** START DATA IN THIS EXERCISE **

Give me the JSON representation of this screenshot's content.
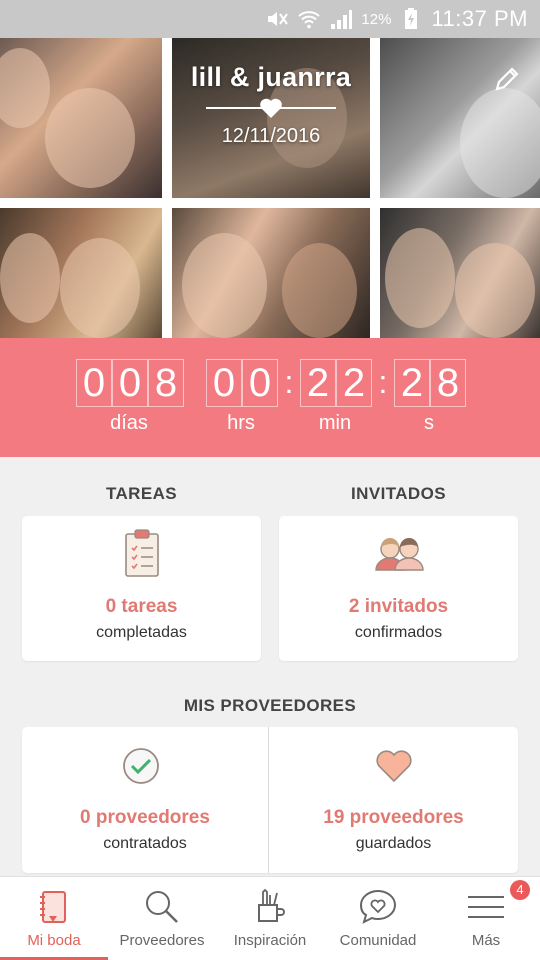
{
  "status_bar": {
    "battery_percent": "12%",
    "time": "11:37 PM",
    "icons": [
      "mute-icon",
      "wifi-icon",
      "signal-icon",
      "battery-charging-icon"
    ]
  },
  "header": {
    "couple_names": "lill & juanrra",
    "wedding_date": "12/11/2016",
    "photos": [
      "couple-photo",
      "couple-photo",
      "couple-photo",
      "couple-photo",
      "couple-photo",
      "couple-photo"
    ]
  },
  "countdown": {
    "days": [
      "0",
      "0",
      "8"
    ],
    "hours": [
      "0",
      "0"
    ],
    "minutes": [
      "2",
      "2"
    ],
    "seconds": [
      "2",
      "8"
    ],
    "separator": ":",
    "labels": {
      "days": "días",
      "hours": "hrs",
      "minutes": "min",
      "seconds": "s"
    }
  },
  "tasks": {
    "title": "TAREAS",
    "value": "0 tareas",
    "caption": "completadas",
    "icon": "clipboard-icon"
  },
  "guests": {
    "title": "INVITADOS",
    "value": "2 invitados",
    "caption": "confirmados",
    "icon": "guests-icon"
  },
  "vendors": {
    "title": "MIS PROVEEDORES",
    "hired": {
      "value": "0 proveedores",
      "caption": "contratados",
      "icon": "check-circle-icon"
    },
    "saved": {
      "value": "19 proveedores",
      "caption": "guardados",
      "icon": "heart-icon"
    }
  },
  "bottom_nav": {
    "items": [
      {
        "label": "Mi boda",
        "icon": "notebook-icon",
        "active": true
      },
      {
        "label": "Proveedores",
        "icon": "search-icon"
      },
      {
        "label": "Inspiración",
        "icon": "pencil-cup-icon"
      },
      {
        "label": "Comunidad",
        "icon": "chat-heart-icon"
      },
      {
        "label": "Más",
        "icon": "menu-icon",
        "badge": "4"
      }
    ]
  },
  "colors": {
    "accent": "#f47a82",
    "accent_text": "#e07a72",
    "active_nav": "#e0625a",
    "background": "#f0f0f0"
  }
}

** END DATA IN THIS EXERCISE **

TO DO –
Go through the listing above and write it out again exactly, dropping the pictures.

REPLY TO THE EXERCISE –
Give me the JSON representation of this screenshot's content.
{
  "status_bar": {
    "battery_percent": "12%",
    "time": "11:37 PM",
    "icons": [
      "mute-icon",
      "wifi-icon",
      "signal-icon",
      "battery-charging-icon"
    ]
  },
  "header": {
    "couple_names": "lill & juanrra",
    "wedding_date": "12/11/2016",
    "photos": [
      "couple-photo",
      "couple-photo",
      "couple-photo",
      "couple-photo",
      "couple-photo",
      "couple-photo"
    ]
  },
  "countdown": {
    "days": [
      "0",
      "0",
      "8"
    ],
    "hours": [
      "0",
      "0"
    ],
    "minutes": [
      "2",
      "2"
    ],
    "seconds": [
      "2",
      "8"
    ],
    "separator": ":",
    "labels": {
      "days": "días",
      "hours": "hrs",
      "minutes": "min",
      "seconds": "s"
    }
  },
  "tasks": {
    "title": "TAREAS",
    "value": "0 tareas",
    "caption": "completadas",
    "icon": "clipboard-icon"
  },
  "guests": {
    "title": "INVITADOS",
    "value": "2 invitados",
    "caption": "confirmados",
    "icon": "guests-icon"
  },
  "vendors": {
    "title": "MIS PROVEEDORES",
    "hired": {
      "value": "0 proveedores",
      "caption": "contratados",
      "icon": "check-circle-icon"
    },
    "saved": {
      "value": "19 proveedores",
      "caption": "guardados",
      "icon": "heart-icon"
    }
  },
  "bottom_nav": {
    "items": [
      {
        "label": "Mi boda",
        "icon": "notebook-icon",
        "active": true
      },
      {
        "label": "Proveedores",
        "icon": "search-icon"
      },
      {
        "label": "Inspiración",
        "icon": "pencil-cup-icon"
      },
      {
        "label": "Comunidad",
        "icon": "chat-heart-icon"
      },
      {
        "label": "Más",
        "icon": "menu-icon",
        "badge": "4"
      }
    ]
  },
  "colors": {
    "accent": "#f47a82",
    "accent_text": "#e07a72",
    "active_nav": "#e0625a",
    "background": "#f0f0f0"
  }
}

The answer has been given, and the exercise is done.